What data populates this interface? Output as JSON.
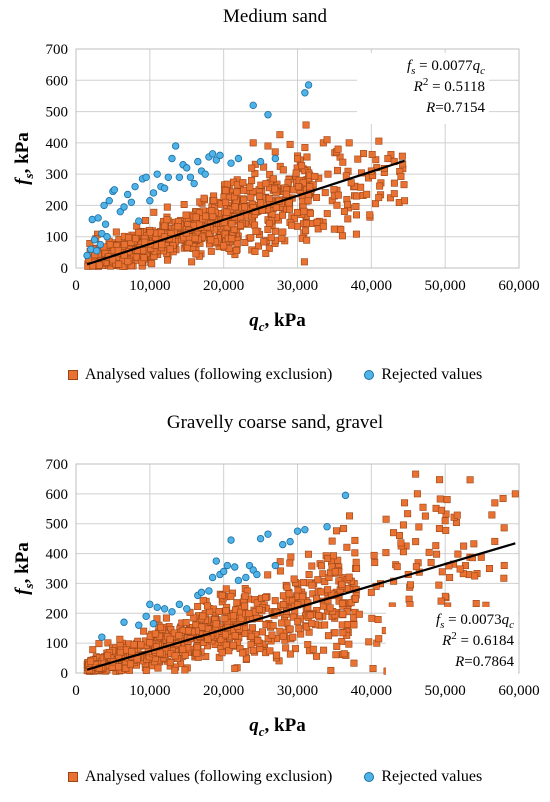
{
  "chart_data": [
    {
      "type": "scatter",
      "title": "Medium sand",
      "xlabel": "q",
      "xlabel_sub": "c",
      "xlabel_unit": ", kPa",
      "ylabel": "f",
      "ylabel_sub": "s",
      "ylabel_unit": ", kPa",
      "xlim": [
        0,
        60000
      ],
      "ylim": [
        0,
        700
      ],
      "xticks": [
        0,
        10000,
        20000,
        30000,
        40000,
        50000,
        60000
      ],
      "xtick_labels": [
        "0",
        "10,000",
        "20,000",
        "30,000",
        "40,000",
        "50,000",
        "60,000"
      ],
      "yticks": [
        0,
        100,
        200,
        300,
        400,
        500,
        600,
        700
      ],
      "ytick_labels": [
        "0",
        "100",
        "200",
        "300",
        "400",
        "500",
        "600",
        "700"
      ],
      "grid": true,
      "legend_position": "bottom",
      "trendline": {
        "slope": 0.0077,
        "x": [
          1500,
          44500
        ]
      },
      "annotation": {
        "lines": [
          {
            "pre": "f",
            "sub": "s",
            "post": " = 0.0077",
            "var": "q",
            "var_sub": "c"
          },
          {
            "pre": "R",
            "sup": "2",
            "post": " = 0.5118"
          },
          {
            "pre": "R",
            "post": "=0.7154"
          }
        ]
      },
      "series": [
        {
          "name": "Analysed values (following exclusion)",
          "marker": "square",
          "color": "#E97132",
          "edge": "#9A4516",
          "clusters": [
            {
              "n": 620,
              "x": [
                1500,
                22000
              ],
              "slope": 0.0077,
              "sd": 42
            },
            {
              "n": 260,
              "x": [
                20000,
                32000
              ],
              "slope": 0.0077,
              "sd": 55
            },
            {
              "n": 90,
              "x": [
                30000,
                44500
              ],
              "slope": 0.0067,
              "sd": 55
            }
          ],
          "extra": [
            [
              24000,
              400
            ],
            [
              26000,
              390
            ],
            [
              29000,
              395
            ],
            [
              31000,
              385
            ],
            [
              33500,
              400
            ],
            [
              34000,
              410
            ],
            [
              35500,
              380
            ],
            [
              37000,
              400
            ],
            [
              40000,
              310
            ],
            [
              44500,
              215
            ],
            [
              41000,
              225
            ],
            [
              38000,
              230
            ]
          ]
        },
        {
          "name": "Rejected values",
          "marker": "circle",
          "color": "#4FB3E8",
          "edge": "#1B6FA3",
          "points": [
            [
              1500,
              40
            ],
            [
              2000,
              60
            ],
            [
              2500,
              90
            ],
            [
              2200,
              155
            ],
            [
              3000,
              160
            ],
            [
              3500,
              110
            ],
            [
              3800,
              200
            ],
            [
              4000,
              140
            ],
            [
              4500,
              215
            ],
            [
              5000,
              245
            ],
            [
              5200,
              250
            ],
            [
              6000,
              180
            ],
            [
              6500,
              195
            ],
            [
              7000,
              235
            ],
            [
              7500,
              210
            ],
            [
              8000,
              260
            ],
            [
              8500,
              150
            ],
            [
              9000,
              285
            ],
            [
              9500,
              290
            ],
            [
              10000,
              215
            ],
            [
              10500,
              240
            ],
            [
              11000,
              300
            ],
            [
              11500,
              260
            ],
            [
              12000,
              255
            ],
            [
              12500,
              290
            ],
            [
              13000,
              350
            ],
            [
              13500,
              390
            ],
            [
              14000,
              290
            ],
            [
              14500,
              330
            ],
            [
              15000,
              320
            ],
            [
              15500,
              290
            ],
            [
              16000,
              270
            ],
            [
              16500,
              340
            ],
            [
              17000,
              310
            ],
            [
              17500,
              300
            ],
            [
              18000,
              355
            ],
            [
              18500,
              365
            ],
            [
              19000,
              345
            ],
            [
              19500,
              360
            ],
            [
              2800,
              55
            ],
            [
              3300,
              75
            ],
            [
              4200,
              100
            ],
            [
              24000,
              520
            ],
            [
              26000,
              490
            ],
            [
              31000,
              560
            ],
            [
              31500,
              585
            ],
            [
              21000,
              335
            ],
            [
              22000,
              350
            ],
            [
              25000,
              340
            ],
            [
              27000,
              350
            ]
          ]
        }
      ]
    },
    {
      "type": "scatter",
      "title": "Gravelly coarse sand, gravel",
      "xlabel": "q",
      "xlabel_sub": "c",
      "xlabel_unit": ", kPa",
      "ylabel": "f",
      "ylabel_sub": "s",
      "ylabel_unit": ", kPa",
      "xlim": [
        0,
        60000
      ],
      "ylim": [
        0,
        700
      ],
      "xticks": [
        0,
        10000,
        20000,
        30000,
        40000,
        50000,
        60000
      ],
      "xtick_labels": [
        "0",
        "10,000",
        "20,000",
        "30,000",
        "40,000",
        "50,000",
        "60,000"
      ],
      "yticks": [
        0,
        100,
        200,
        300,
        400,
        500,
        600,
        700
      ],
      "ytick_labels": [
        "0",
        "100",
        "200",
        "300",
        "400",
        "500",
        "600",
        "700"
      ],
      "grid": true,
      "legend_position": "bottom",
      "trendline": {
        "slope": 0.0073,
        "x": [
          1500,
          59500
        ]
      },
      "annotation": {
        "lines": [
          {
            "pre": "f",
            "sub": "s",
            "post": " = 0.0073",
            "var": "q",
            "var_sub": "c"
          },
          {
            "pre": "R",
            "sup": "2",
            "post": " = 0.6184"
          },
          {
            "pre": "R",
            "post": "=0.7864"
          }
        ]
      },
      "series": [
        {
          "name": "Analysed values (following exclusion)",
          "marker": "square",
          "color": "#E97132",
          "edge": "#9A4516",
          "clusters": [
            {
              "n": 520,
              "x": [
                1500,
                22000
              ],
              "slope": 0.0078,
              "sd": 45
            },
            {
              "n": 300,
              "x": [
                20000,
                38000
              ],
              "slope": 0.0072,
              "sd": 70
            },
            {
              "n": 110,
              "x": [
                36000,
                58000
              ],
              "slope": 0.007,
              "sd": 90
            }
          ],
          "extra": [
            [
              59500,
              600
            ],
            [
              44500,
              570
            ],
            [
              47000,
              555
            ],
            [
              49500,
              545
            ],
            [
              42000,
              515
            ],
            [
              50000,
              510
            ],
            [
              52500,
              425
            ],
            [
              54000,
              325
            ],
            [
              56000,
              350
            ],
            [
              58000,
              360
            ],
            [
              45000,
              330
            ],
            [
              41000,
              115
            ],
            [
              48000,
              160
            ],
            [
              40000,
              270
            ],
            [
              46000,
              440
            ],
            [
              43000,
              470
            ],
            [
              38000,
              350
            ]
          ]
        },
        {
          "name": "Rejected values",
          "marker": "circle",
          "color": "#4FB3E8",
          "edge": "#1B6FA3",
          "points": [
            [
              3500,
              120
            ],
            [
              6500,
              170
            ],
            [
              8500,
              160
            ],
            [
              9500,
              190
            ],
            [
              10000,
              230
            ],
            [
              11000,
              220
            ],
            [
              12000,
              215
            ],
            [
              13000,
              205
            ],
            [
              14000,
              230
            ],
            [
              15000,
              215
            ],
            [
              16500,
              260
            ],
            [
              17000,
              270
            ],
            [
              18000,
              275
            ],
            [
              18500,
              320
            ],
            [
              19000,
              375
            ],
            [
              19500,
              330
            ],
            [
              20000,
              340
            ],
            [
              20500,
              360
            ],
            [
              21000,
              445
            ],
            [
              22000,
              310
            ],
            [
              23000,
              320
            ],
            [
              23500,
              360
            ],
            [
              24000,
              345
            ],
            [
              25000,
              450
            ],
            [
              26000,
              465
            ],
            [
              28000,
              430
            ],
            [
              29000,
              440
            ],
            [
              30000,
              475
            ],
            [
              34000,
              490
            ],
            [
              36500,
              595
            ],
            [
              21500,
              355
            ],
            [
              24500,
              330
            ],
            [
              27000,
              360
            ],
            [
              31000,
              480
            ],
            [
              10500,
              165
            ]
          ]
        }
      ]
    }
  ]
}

_Your instructions_:
Pull out each line containing the word "sand" and copy it.

_Result of the task_:
      "title": "Medium sand",
      "title": "Gravelly coarse sand, gravel",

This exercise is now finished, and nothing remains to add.